**Set task**
Reproduce the records below exactly as given.

**Material supplied**
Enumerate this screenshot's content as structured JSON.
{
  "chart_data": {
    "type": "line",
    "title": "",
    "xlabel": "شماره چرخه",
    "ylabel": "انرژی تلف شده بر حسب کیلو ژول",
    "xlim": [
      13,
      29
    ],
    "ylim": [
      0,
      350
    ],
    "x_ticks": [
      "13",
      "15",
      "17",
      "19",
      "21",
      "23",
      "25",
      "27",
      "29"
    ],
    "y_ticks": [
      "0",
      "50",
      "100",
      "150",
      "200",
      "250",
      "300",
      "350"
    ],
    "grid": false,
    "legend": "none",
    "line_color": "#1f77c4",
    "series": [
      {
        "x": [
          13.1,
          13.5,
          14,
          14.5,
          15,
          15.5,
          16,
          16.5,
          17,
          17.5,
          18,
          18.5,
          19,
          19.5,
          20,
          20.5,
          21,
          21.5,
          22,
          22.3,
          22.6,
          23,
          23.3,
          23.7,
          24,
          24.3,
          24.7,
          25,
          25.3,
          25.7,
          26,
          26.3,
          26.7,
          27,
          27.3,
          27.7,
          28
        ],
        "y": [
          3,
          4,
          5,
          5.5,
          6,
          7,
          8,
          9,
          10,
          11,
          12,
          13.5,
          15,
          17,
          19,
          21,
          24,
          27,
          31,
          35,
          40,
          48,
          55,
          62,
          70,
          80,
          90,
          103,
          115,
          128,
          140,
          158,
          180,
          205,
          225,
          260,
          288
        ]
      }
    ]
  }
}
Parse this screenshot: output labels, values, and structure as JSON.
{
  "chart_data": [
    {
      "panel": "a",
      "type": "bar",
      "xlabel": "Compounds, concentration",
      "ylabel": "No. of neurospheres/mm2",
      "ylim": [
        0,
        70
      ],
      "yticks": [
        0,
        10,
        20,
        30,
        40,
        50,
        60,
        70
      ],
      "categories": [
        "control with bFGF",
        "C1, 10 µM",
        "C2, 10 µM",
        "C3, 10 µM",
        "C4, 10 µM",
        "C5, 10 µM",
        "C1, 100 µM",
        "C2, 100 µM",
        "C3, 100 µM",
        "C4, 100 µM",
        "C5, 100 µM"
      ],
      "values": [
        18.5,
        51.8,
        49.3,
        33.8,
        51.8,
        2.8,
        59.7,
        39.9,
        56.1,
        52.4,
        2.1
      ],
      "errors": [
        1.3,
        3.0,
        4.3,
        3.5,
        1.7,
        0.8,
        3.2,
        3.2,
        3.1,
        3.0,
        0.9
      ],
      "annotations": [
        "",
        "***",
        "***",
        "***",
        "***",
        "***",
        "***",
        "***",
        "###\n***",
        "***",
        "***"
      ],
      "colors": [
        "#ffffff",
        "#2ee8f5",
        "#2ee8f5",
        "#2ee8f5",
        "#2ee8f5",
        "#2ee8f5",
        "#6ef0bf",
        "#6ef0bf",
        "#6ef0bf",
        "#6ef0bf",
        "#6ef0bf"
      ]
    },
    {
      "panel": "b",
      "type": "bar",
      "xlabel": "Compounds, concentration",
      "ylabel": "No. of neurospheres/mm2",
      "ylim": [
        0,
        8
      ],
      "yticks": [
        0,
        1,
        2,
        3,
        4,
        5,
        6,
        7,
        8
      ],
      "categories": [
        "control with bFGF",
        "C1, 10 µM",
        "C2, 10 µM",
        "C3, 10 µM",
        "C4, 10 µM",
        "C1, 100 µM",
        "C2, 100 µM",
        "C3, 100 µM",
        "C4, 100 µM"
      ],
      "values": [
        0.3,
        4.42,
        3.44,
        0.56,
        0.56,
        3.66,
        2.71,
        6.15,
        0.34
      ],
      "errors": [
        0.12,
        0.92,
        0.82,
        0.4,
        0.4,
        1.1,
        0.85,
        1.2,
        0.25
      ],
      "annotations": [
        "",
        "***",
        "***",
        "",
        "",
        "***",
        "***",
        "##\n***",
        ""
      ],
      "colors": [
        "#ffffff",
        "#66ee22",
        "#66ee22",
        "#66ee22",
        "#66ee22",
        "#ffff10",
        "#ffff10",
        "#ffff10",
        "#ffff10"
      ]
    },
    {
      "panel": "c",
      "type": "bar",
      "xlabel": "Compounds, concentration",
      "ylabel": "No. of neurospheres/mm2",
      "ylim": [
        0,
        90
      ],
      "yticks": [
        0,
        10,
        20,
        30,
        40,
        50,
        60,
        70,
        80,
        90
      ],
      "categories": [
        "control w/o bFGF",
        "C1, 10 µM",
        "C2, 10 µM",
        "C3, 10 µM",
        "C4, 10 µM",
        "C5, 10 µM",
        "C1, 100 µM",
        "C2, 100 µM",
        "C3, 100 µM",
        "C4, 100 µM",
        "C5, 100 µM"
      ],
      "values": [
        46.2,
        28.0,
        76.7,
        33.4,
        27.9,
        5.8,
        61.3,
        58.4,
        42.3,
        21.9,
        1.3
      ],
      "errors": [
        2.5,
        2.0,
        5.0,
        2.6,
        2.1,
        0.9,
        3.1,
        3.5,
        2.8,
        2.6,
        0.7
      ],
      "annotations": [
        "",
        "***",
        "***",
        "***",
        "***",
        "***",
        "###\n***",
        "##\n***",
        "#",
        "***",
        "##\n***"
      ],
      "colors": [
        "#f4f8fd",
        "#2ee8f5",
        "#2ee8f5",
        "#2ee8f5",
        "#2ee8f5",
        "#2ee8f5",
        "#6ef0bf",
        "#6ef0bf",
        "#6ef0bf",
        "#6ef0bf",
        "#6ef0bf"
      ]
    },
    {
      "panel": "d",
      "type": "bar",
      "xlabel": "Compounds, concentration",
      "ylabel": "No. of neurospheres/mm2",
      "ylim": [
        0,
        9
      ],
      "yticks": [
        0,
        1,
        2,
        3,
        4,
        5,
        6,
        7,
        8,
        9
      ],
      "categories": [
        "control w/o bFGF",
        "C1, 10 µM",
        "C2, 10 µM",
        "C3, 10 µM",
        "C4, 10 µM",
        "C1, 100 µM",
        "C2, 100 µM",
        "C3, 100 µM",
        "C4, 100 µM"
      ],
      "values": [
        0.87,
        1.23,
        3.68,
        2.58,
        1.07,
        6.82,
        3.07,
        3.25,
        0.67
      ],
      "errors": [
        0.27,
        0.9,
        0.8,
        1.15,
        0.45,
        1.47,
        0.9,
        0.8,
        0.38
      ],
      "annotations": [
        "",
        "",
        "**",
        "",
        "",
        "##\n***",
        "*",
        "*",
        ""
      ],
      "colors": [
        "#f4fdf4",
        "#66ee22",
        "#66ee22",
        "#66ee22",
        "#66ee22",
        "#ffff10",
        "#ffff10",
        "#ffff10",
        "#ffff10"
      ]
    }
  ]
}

**Task answer**
Enumerate this screenshot's content as structured JSON.
{
  "chart_data": {
    "type": "line",
    "title": "",
    "xlabel": "شماره چرخه",
    "ylabel": "انرژی تلف شده بر حسب کیلو ژول",
    "xlim": [
      13,
      29
    ],
    "ylim": [
      0,
      350
    ],
    "x_ticks": [
      "13",
      "15",
      "17",
      "19",
      "21",
      "23",
      "25",
      "27",
      "29"
    ],
    "y_ticks": [
      "0",
      "50",
      "100",
      "150",
      "200",
      "250",
      "300",
      "350"
    ],
    "grid": false,
    "legend": "none",
    "line_color": "#1f77c4",
    "series": [
      {
        "x": [
          13.1,
          13.5,
          14,
          14.5,
          15,
          15.5,
          16,
          16.5,
          17,
          17.5,
          18,
          18.5,
          19,
          19.5,
          20,
          20.5,
          21,
          21.5,
          22,
          22.3,
          22.6,
          23,
          23.3,
          23.7,
          24,
          24.3,
          24.7,
          25,
          25.3,
          25.7,
          26,
          26.3,
          26.7,
          27,
          27.3,
          27.7,
          28
        ],
        "y": [
          3,
          4,
          5,
          5.5,
          6,
          7,
          8,
          9,
          10,
          11,
          12,
          13.5,
          15,
          17,
          19,
          21,
          24,
          27,
          31,
          35,
          40,
          48,
          55,
          62,
          70,
          80,
          90,
          103,
          115,
          128,
          140,
          158,
          180,
          205,
          225,
          260,
          288
        ]
      }
    ]
  }
}
Parse this screenshot: output labels, values, and structure as JSON.
{
  "chart_data": [
    {
      "panel": "a",
      "type": "bar",
      "xlabel": "Compounds, concentration",
      "ylabel": "No. of neurospheres/mm2",
      "ylim": [
        0,
        70
      ],
      "yticks": [
        0,
        10,
        20,
        30,
        40,
        50,
        60,
        70
      ],
      "categories": [
        "control with bFGF",
        "C1, 10 µM",
        "C2, 10 µM",
        "C3, 10 µM",
        "C4, 10 µM",
        "C5, 10 µM",
        "C1, 100 µM",
        "C2, 100 µM",
        "C3, 100 µM",
        "C4, 100 µM",
        "C5, 100 µM"
      ],
      "values": [
        18.5,
        51.8,
        49.3,
        33.8,
        51.8,
        2.8,
        59.7,
        39.9,
        56.1,
        52.4,
        2.1
      ],
      "errors": [
        1.3,
        3.0,
        4.3,
        3.5,
        1.7,
        0.8,
        3.2,
        3.2,
        3.1,
        3.0,
        0.9
      ],
      "annotations": [
        "",
        "***",
        "***",
        "***",
        "***",
        "***",
        "***",
        "***",
        "###\n***",
        "***",
        "***"
      ],
      "colors": [
        "#ffffff",
        "#2ee8f5",
        "#2ee8f5",
        "#2ee8f5",
        "#2ee8f5",
        "#2ee8f5",
        "#6ef0bf",
        "#6ef0bf",
        "#6ef0bf",
        "#6ef0bf",
        "#6ef0bf"
      ]
    },
    {
      "panel": "b",
      "type": "bar",
      "xlabel": "Compounds, concentration",
      "ylabel": "No. of neurospheres/mm2",
      "ylim": [
        0,
        8
      ],
      "yticks": [
        0,
        1,
        2,
        3,
        4,
        5,
        6,
        7,
        8
      ],
      "categories": [
        "control with bFGF",
        "C1, 10 µM",
        "C2, 10 µM",
        "C3, 10 µM",
        "C4, 10 µM",
        "C1, 100 µM",
        "C2, 100 µM",
        "C3, 100 µM",
        "C4, 100 µM"
      ],
      "values": [
        0.3,
        4.42,
        3.44,
        0.56,
        0.56,
        3.66,
        2.71,
        6.15,
        0.34
      ],
      "errors": [
        0.12,
        0.92,
        0.82,
        0.4,
        0.4,
        1.1,
        0.85,
        1.2,
        0.25
      ],
      "annotations": [
        "",
        "***",
        "***",
        "",
        "",
        "***",
        "***",
        "##\n***",
        ""
      ],
      "colors": [
        "#ffffff",
        "#66ee22",
        "#66ee22",
        "#66ee22",
        "#66ee22",
        "#ffff10",
        "#ffff10",
        "#ffff10",
        "#ffff10"
      ]
    },
    {
      "panel": "c",
      "type": "bar",
      "xlabel": "Compounds, concentration",
      "ylabel": "No. of neurospheres/mm2",
      "ylim": [
        0,
        90
      ],
      "yticks": [
        0,
        10,
        20,
        30,
        40,
        50,
        60,
        70,
        80,
        90
      ],
      "categories": [
        "control w/o bFGF",
        "C1, 10 µM",
        "C2, 10 µM",
        "C3, 10 µM",
        "C4, 10 µM",
        "C5, 10 µM",
        "C1, 100 µM",
        "C2, 100 µM",
        "C3, 100 µM",
        "C4, 100 µM",
        "C5, 100 µM"
      ],
      "values": [
        46.2,
        28.0,
        76.7,
        33.4,
        27.9,
        5.8,
        61.3,
        58.4,
        42.3,
        21.9,
        1.3
      ],
      "errors": [
        2.5,
        2.0,
        5.0,
        2.6,
        2.1,
        0.9,
        3.1,
        3.5,
        2.8,
        2.6,
        0.7
      ],
      "annotations": [
        "",
        "***",
        "***",
        "***",
        "***",
        "***",
        "###\n***",
        "##\n***",
        "#",
        "***",
        "##\n***"
      ],
      "colors": [
        "#f4f8fd",
        "#2ee8f5",
        "#2ee8f5",
        "#2ee8f5",
        "#2ee8f5",
        "#2ee8f5",
        "#6ef0bf",
        "#6ef0bf",
        "#6ef0bf",
        "#6ef0bf",
        "#6ef0bf"
      ]
    },
    {
      "panel": "d",
      "type": "bar",
      "xlabel": "Compounds, concentration",
      "ylabel": "No. of neurospheres/mm2",
      "ylim": [
        0,
        9
      ],
      "yticks": [
        0,
        1,
        2,
        3,
        4,
        5,
        6,
        7,
        8,
        9
      ],
      "categories": [
        "control w/o bFGF",
        "C1, 10 µM",
        "C2, 10 µM",
        "C3, 10 µM",
        "C4, 10 µM",
        "C1, 100 µM",
        "C2, 100 µM",
        "C3, 100 µM",
        "C4, 100 µM"
      ],
      "values": [
        0.87,
        1.23,
        3.68,
        2.58,
        1.07,
        6.82,
        3.07,
        3.25,
        0.67
      ],
      "errors": [
        0.27,
        0.9,
        0.8,
        1.15,
        0.45,
        1.47,
        0.9,
        0.8,
        0.38
      ],
      "annotations": [
        "",
        "",
        "**",
        "",
        "",
        "##\n***",
        "*",
        "*",
        ""
      ],
      "colors": [
        "#f4fdf4",
        "#66ee22",
        "#66ee22",
        "#66ee22",
        "#66ee22",
        "#ffff10",
        "#ffff10",
        "#ffff10",
        "#ffff10"
      ]
    }
  ]
}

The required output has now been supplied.